- **Collection entries**:
##############################

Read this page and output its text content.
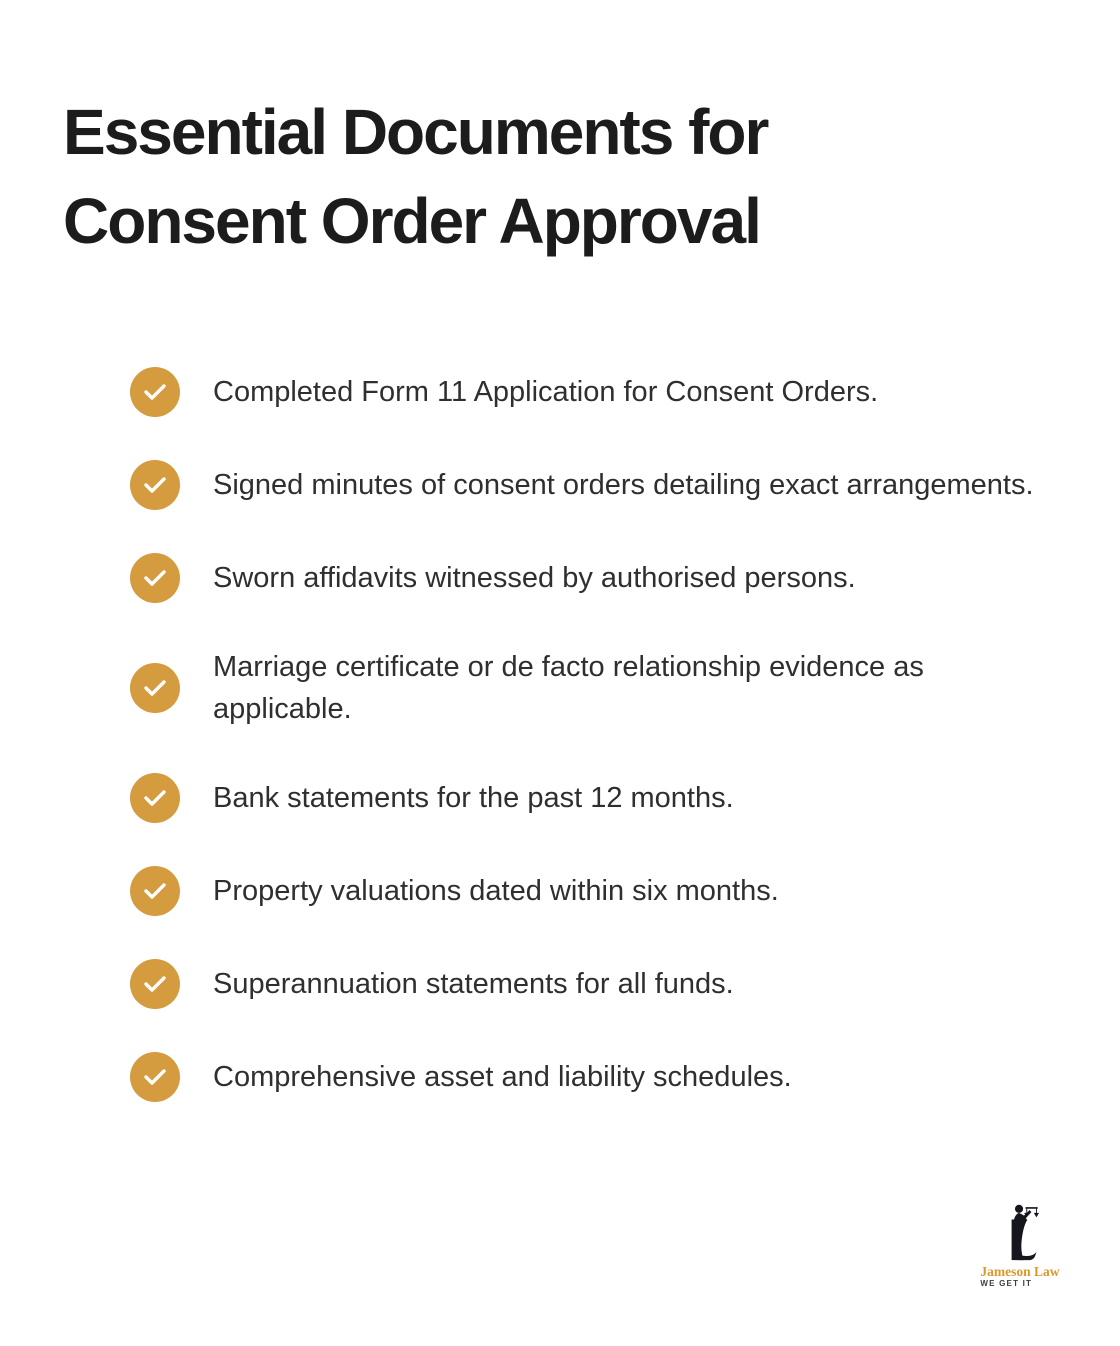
Essential Documents for
Consent Order Approval
Completed Form 11 Application for Consent Orders.
Signed minutes of consent orders detailing exact arrangements.
Sworn affidavits witnessed by authorised persons.
Marriage certificate or de facto relationship evidence as applicable.
Bank statements for the past 12 months.
Property valuations dated within six months.
Superannuation statements for all funds.
Comprehensive asset and liability schedules.
Jameson Law
WE GET IT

##############################

Say the number of lines in the listing that hold "statements", with no added words.

2